Repeat the material below exactly, with no pictures.

--- begin ---

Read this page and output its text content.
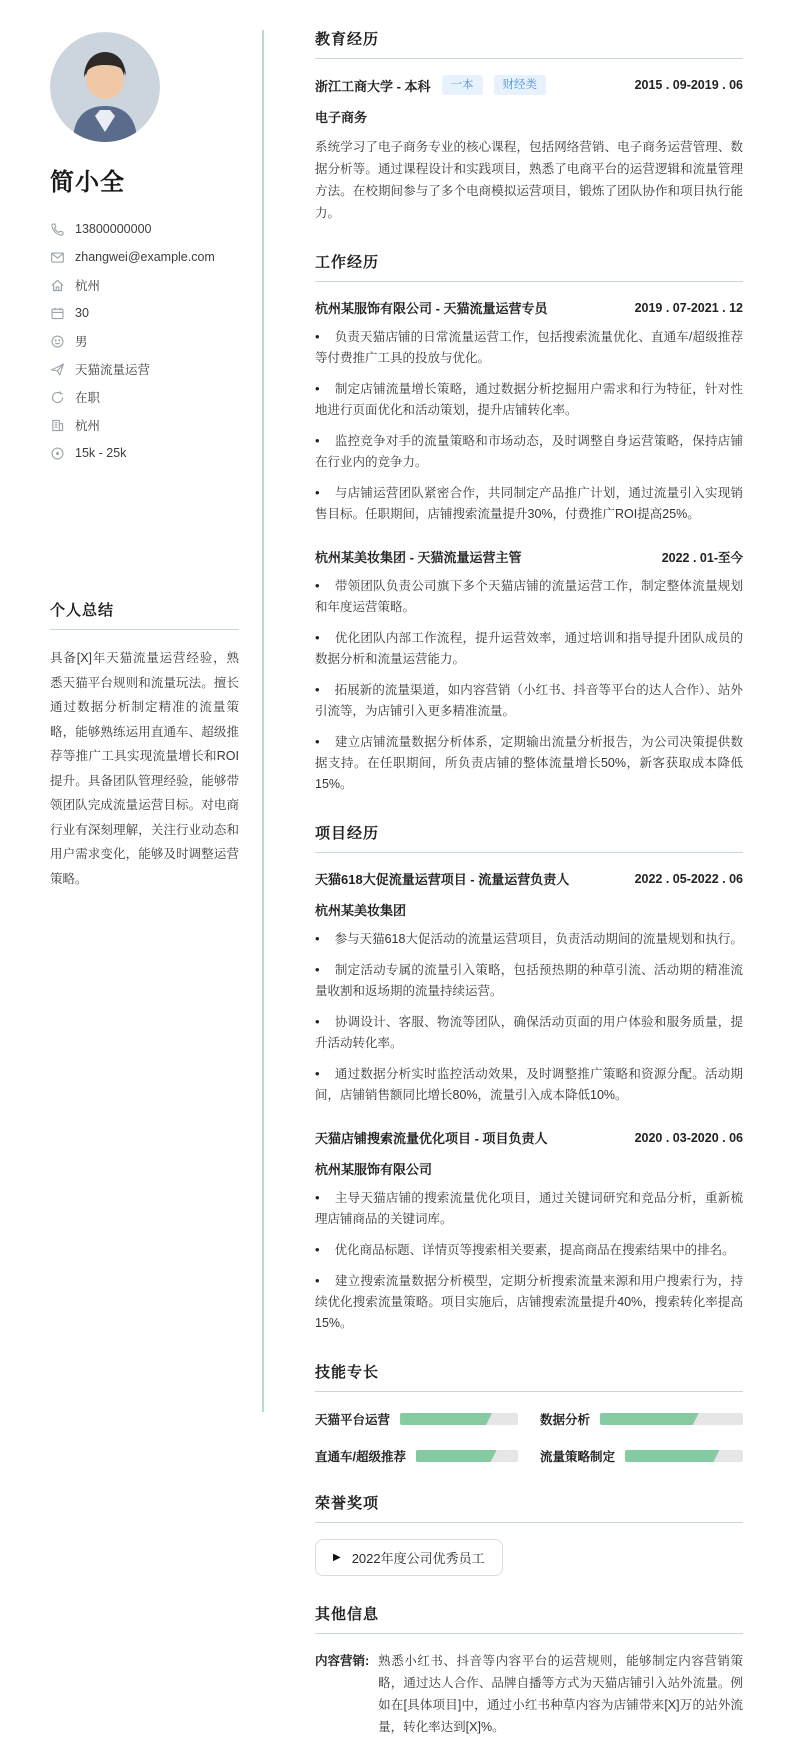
简小全
13800000000
zhangwei@example.com
杭州
30
男
天猫流量运营
在职
杭州
15k - 25k
个人总结

具备[X]年天猫流量运营经验，熟悉天猫平台规则和流量玩法。擅长通过数据分析制定精准的流量策略，能够熟练运用直通车、超级推荐等推广工具实现流量增长和ROI提升。具备团队管理经验，能够带领团队完成流量运营目标。对电商行业有深刻理解，关注行业动态和用户需求变化，能够及时调整运营策略。

教育经历
浙江工商大学 - 本科	一本	财经类	2015 . 09-2019 . 06
电子商务

系统学习了电子商务专业的核心课程，包括网络营销、电子商务运营管理、数据分析等。通过课程设计和实践项目，熟悉了电商平台的运营逻辑和流量管理方法。在校期间参与了多个电商模拟运营项目，锻炼了团队协作和项目执行能力。

工作经历
杭州某服饰有限公司 - 天猫流量运营专员	2019 . 07-2021 . 12

• 负责天猫店铺的日常流量运营工作，包括搜索流量优化、直通车/超级推荐等付费推广工具的投放与优化。

• 制定店铺流量增长策略，通过数据分析挖掘用户需求和行为特征，针对性地进行页面优化和活动策划，提升店铺转化率。

• 监控竞争对手的流量策略和市场动态，及时调整自身运营策略，保持店铺在行业内的竞争力。

• 与店铺运营团队紧密合作，共同制定产品推广计划，通过流量引入实现销售目标。任职期间，店铺搜索流量提升30%，付费推广ROI提高25%。

杭州某美妆集团 - 天猫流量运营主管	2022 . 01-至今

• 带领团队负责公司旗下多个天猫店铺的流量运营工作，制定整体流量规划和年度运营策略。

• 优化团队内部工作流程，提升运营效率，通过培训和指导提升团队成员的数据分析和流量运营能力。

• 拓展新的流量渠道，如内容营销（小红书、抖音等平台的达人合作）、站外引流等，为店铺引入更多精准流量。

• 建立店铺流量数据分析体系，定期输出流量分析报告，为公司决策提供数据支持。在任职期间，所负责店铺的整体流量增长50%，新客获取成本降低15%。

项目经历
天猫618大促流量运营项目 - 流量运营负责人	2022 . 05-2022 . 06
杭州某美妆集团

• 参与天猫618大促活动的流量运营项目，负责活动期间的流量规划和执行。

• 制定活动专属的流量引入策略，包括预热期的种草引流、活动期的精准流量收割和返场期的流量持续运营。

• 协调设计、客服、物流等团队，确保活动页面的用户体验和服务质量，提升活动转化率。

• 通过数据分析实时监控活动效果，及时调整推广策略和资源分配。活动期间，店铺销售额同比增长80%，流量引入成本降低10%。

天猫店铺搜索流量优化项目 - 项目负责人	2020 . 03-2020 . 06
杭州某服饰有限公司

• 主导天猫店铺的搜索流量优化项目，通过关键词研究和竞品分析，重新梳理店铺商品的关键词库。

• 优化商品标题、详情页等搜索相关要素，提高商品在搜索结果中的排名。

• 建立搜索流量数据分析模型，定期分析搜索流量来源和用户搜索行为，持续优化搜索流量策略。项目实施后，店铺搜索流量提升40%，搜索转化率提高15%。

技能专长
天猫平台运营	数据分析
直通车/超级推荐	流量策略制定
荣誉奖项
▶ 2022年度公司优秀员工
其他信息
内容营销: 熟悉小红书、抖音等内容平台的运营规则，能够制定内容营销策略，通过达人合作、品牌自播等方式为天猫店铺引入站外流量。例如在[具体项目]中，通过小红书种草内容为店铺带来[X]万的站外流量，转化率达到[X]%。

--- end ---

### Output below:
Read this page and output its text content.
简小全
13800000000
zhangwei@example.com
杭州
30
男
天猫流量运营
在职
杭州
15k - 25k
个人总结

具备[X]年天猫流量运营经验，熟悉天猫平台规则和流量玩法。擅长通过数据分析制定精准的流量策略，能够熟练运用直通车、超级推荐等推广工具实现流量增长和ROI提升。具备团队管理经验，能够带领团队完成流量运营目标。对电商行业有深刻理解，关注行业动态和用户需求变化，能够及时调整运营策略。

教育经历
浙江工商大学 - 本科	一本	财经类	2015 . 09-2019 . 06
电子商务

系统学习了电子商务专业的核心课程，包括网络营销、电子商务运营管理、数据分析等。通过课程设计和实践项目，熟悉了电商平台的运营逻辑和流量管理方法。在校期间参与了多个电商模拟运营项目，锻炼了团队协作和项目执行能力。

工作经历
杭州某服饰有限公司 - 天猫流量运营专员	2019 . 07-2021 . 12

• 负责天猫店铺的日常流量运营工作，包括搜索流量优化、直通车/超级推荐等付费推广工具的投放与优化。

• 制定店铺流量增长策略，通过数据分析挖掘用户需求和行为特征，针对性地进行页面优化和活动策划，提升店铺转化率。

• 监控竞争对手的流量策略和市场动态，及时调整自身运营策略，保持店铺在行业内的竞争力。

• 与店铺运营团队紧密合作，共同制定产品推广计划，通过流量引入实现销售目标。任职期间，店铺搜索流量提升30%，付费推广ROI提高25%。

杭州某美妆集团 - 天猫流量运营主管	2022 . 01-至今

• 带领团队负责公司旗下多个天猫店铺的流量运营工作，制定整体流量规划和年度运营策略。

• 优化团队内部工作流程，提升运营效率，通过培训和指导提升团队成员的数据分析和流量运营能力。

• 拓展新的流量渠道，如内容营销（小红书、抖音等平台的达人合作）、站外引流等，为店铺引入更多精准流量。

• 建立店铺流量数据分析体系，定期输出流量分析报告，为公司决策提供数据支持。在任职期间，所负责店铺的整体流量增长50%，新客获取成本降低15%。

项目经历
天猫618大促流量运营项目 - 流量运营负责人	2022 . 05-2022 . 06
杭州某美妆集团

• 参与天猫618大促活动的流量运营项目，负责活动期间的流量规划和执行。

• 制定活动专属的流量引入策略，包括预热期的种草引流、活动期的精准流量收割和返场期的流量持续运营。

• 协调设计、客服、物流等团队，确保活动页面的用户体验和服务质量，提升活动转化率。

• 通过数据分析实时监控活动效果，及时调整推广策略和资源分配。活动期间，店铺销售额同比增长80%，流量引入成本降低10%。

天猫店铺搜索流量优化项目 - 项目负责人	2020 . 03-2020 . 06
杭州某服饰有限公司

• 主导天猫店铺的搜索流量优化项目，通过关键词研究和竞品分析，重新梳理店铺商品的关键词库。

• 优化商品标题、详情页等搜索相关要素，提高商品在搜索结果中的排名。

• 建立搜索流量数据分析模型，定期分析搜索流量来源和用户搜索行为，持续优化搜索流量策略。项目实施后，店铺搜索流量提升40%，搜索转化率提高15%。

技能专长
天猫平台运营	数据分析
直通车/超级推荐	流量策略制定
荣誉奖项
▶ 2022年度公司优秀员工
其他信息
内容营销: 熟悉小红书、抖音等内容平台的运营规则，能够制定内容营销策略，通过达人合作、品牌自播等方式为天猫店铺引入站外流量。例如在[具体项目]中，通过小红书种草内容为店铺带来[X]万的站外流量，转化率达到[X]%。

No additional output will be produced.